(WHAT IS NEEDED): Pick out all lines in the listing holding the string "включительно" and copy them.

━━━━━━━━

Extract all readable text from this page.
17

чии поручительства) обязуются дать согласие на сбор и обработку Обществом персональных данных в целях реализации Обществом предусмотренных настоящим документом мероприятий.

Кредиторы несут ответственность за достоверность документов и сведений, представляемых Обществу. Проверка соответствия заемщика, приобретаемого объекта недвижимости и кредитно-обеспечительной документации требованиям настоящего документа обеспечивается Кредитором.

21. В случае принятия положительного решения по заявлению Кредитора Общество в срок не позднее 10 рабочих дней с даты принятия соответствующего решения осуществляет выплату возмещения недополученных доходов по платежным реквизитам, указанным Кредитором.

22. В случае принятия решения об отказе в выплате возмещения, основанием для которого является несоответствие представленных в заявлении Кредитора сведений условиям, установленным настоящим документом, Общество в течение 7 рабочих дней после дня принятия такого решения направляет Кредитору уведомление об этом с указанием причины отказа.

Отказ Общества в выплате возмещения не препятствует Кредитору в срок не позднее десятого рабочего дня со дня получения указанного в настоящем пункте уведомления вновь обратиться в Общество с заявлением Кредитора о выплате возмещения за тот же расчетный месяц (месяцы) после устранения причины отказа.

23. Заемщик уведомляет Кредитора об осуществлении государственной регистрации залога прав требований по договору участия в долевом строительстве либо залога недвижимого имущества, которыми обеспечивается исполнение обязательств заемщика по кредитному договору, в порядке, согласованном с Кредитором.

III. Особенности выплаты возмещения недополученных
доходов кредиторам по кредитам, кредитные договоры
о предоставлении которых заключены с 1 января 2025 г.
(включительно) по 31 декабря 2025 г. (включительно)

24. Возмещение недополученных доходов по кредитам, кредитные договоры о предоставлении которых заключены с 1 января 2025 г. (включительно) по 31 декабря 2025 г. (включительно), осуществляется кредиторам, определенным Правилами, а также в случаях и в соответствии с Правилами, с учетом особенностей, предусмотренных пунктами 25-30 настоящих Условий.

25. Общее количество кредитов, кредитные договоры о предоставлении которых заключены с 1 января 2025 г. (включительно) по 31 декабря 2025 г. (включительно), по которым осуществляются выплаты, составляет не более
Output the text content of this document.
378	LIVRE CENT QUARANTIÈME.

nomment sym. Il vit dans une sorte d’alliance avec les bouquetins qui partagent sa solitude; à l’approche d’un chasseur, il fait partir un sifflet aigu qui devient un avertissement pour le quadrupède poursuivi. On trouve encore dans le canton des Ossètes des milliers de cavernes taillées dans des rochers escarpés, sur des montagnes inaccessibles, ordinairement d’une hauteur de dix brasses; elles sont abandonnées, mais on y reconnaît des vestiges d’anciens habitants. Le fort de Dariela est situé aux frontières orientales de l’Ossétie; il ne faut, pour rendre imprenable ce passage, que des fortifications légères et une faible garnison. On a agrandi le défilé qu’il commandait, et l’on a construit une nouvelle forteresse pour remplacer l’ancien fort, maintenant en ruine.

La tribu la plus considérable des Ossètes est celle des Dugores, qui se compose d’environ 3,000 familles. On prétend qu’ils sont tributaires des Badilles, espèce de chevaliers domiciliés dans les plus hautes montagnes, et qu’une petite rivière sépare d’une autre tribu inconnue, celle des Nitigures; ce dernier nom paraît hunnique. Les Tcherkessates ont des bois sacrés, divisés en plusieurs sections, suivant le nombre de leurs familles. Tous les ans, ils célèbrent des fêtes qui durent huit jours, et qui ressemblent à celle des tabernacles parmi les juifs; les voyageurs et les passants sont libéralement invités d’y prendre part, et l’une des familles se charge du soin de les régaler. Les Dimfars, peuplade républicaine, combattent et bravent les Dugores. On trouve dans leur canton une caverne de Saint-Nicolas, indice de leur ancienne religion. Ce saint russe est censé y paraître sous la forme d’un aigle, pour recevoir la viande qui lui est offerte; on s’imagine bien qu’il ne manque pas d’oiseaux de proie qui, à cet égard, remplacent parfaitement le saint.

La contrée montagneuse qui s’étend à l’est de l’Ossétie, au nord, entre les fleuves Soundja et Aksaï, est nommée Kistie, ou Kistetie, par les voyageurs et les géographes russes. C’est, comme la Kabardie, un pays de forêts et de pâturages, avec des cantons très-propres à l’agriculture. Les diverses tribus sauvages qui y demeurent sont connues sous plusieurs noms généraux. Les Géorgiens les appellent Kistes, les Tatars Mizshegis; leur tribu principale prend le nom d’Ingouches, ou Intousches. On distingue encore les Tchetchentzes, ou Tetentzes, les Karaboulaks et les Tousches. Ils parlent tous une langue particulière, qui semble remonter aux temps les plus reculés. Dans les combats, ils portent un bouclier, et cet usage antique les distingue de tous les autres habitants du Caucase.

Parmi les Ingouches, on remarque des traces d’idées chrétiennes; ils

━━━━━━━━

(REPLY TO THE TASK):
(включительно) по 31 декабря 2025 г. (включительно)
24. Возмещение недополученных доходов по кредитам, кредитные договоры о предоставлении которых заключены с 1 января 2025 г. (включительно) по 31 декабря 2025 г. (включительно), осуществляется кредиторам, определенным Правилами, а также в случаях и в соответствии с Правилами, с учетом особенностей, предусмотренных пунктами 25-30 настоящих Условий.
25. Общее количество кредитов, кредитные договоры о предоставлении которых заключены с 1 января 2025 г. (включительно) по 31 декабря 2025 г. (включительно), по которым осуществляются выплаты, составляет не более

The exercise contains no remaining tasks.